Assignment:
Check every line of the data for the word "evidence", and copy those that have it.

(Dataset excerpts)

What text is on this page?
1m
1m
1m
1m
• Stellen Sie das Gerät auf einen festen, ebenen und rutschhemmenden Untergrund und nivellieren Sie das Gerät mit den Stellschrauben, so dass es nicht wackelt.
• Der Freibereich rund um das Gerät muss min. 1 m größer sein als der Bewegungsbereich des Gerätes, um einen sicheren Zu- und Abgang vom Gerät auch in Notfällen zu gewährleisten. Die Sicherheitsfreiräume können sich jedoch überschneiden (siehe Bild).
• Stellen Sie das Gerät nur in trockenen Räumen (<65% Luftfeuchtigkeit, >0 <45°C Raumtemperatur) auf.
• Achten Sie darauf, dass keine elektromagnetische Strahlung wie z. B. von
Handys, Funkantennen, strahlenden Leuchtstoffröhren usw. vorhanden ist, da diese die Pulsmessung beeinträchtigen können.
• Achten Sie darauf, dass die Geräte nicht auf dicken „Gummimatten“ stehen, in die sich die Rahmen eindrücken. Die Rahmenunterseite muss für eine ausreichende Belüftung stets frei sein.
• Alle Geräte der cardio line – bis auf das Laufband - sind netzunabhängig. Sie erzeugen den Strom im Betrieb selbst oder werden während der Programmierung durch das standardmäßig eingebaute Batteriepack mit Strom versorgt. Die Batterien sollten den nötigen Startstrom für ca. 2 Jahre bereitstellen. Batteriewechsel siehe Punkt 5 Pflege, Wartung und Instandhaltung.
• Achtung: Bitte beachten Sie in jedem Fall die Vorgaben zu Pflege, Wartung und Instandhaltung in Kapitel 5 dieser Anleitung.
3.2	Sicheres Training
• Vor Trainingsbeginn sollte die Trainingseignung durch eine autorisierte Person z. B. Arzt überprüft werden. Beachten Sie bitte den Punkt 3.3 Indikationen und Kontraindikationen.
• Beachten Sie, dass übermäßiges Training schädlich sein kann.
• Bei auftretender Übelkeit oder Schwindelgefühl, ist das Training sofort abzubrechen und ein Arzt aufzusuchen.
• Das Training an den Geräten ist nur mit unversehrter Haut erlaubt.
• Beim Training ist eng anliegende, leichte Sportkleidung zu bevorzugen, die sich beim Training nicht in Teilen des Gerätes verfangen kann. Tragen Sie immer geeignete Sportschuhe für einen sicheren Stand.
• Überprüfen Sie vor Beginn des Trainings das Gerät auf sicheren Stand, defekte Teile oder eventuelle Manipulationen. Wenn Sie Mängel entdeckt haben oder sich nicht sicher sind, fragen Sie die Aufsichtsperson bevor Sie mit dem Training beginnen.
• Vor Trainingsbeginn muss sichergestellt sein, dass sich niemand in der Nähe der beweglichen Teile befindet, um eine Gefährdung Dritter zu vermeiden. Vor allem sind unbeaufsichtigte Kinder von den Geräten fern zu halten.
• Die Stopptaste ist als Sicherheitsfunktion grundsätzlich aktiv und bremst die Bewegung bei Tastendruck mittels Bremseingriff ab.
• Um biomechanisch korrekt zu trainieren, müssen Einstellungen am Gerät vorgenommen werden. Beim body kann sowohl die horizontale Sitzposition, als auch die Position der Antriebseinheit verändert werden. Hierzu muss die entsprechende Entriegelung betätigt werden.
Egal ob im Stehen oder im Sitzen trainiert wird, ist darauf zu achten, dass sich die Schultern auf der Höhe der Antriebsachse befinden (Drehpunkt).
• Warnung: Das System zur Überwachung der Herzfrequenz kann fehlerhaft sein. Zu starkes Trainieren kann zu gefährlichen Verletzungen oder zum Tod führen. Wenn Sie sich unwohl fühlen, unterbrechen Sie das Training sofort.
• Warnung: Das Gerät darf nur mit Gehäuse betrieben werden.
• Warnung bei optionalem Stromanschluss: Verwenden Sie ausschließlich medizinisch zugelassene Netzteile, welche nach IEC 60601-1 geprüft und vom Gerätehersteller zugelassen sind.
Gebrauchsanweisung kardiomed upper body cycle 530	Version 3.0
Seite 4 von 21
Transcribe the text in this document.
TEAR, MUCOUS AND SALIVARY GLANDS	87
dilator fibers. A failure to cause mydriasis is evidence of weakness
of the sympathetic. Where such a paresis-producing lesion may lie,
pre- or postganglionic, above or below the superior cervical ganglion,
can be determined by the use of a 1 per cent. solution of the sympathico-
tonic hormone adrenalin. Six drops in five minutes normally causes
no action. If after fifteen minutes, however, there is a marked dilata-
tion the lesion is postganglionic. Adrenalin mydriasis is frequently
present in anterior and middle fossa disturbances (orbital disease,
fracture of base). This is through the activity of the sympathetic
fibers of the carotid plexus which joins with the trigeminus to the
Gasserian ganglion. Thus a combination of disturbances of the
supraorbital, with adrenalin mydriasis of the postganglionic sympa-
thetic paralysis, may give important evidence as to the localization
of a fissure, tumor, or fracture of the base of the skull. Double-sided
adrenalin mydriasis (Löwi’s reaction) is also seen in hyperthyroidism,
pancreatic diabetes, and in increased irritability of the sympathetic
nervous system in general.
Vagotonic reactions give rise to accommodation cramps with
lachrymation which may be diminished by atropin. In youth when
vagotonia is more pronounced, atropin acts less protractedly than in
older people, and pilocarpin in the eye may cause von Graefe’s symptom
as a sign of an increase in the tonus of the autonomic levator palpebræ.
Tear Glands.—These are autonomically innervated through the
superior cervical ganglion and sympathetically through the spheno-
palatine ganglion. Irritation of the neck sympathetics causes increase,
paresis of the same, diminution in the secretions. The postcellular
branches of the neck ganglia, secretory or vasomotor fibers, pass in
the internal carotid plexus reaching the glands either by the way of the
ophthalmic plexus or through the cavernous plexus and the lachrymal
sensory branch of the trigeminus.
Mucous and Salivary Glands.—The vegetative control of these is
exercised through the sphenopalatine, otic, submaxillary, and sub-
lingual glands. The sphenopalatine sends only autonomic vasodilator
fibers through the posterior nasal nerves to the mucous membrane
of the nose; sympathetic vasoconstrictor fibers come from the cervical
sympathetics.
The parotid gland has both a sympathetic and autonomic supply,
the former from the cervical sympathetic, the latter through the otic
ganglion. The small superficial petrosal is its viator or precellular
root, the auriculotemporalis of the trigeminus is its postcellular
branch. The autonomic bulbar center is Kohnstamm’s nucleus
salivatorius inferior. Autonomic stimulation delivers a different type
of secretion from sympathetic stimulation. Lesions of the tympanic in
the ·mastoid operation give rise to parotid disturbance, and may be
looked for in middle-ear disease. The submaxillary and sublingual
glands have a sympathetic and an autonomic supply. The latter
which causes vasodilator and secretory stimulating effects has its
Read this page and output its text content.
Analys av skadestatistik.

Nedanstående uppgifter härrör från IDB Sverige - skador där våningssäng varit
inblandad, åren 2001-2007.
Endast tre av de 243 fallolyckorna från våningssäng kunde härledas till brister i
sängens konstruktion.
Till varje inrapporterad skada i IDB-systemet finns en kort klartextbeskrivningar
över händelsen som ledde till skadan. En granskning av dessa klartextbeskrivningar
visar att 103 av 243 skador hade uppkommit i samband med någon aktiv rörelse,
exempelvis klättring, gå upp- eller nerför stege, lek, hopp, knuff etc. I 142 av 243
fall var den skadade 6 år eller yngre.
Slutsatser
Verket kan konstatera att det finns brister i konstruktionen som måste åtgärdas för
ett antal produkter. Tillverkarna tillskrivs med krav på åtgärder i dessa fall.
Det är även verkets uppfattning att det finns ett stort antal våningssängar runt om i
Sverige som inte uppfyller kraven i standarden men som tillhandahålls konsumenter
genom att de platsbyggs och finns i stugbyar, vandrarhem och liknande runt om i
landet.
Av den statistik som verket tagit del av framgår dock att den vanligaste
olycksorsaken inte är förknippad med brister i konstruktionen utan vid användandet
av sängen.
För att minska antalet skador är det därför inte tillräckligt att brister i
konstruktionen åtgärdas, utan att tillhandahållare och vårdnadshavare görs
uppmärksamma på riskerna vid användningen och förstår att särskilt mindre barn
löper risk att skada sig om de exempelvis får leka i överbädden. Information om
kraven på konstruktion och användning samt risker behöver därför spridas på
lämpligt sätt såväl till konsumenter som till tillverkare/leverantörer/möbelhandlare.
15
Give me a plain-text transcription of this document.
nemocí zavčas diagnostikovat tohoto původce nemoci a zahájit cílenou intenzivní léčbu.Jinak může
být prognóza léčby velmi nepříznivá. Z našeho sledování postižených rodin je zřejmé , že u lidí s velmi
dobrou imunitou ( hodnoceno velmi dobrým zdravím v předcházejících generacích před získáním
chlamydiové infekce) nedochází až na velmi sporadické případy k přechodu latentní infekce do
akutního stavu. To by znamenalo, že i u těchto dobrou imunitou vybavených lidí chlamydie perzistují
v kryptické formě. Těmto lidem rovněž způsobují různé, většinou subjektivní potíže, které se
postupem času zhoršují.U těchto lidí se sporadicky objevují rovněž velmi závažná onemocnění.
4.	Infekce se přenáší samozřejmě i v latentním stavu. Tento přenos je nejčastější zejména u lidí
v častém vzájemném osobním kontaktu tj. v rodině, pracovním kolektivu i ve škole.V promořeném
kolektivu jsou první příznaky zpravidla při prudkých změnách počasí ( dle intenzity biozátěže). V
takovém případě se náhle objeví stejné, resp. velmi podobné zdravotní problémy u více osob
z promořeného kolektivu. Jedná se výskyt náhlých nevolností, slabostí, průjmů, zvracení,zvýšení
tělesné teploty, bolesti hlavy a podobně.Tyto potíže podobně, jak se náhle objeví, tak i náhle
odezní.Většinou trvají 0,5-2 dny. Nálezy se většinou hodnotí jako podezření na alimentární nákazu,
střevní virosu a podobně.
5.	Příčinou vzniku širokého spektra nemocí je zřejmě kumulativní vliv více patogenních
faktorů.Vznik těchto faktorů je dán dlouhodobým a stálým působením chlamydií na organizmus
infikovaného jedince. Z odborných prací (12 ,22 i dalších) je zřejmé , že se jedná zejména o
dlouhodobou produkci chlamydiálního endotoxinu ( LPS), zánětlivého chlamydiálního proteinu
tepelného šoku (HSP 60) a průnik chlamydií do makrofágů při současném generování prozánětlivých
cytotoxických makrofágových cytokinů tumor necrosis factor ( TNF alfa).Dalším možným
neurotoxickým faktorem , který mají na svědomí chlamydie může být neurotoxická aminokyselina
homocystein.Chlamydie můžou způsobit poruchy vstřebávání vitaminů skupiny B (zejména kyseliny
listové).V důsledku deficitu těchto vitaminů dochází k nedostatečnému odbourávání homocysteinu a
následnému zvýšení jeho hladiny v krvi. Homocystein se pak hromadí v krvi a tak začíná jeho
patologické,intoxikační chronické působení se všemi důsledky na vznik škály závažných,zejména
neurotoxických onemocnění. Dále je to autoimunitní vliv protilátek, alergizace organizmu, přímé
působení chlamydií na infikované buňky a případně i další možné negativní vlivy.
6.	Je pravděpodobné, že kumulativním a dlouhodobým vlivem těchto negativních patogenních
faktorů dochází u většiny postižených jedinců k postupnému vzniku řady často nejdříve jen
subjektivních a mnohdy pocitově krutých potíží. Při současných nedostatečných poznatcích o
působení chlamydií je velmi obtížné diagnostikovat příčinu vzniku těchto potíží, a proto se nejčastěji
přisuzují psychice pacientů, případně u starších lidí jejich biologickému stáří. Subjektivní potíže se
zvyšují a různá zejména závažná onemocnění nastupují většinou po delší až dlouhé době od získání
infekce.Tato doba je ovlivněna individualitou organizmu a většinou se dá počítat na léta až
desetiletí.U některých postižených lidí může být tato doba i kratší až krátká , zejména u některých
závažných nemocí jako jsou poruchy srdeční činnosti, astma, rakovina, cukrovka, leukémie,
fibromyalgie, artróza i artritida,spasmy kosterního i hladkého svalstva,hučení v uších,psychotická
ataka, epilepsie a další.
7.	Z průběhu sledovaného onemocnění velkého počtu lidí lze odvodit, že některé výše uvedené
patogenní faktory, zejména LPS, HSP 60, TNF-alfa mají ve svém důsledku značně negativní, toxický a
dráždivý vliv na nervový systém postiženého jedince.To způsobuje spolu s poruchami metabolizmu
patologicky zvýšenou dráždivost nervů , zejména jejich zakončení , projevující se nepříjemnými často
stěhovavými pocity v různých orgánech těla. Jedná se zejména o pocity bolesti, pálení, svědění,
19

Written response:
dilator fibers. A failure to cause mydriasis is evidence of weakness
thetic paralysis, may give important evidence as to the localization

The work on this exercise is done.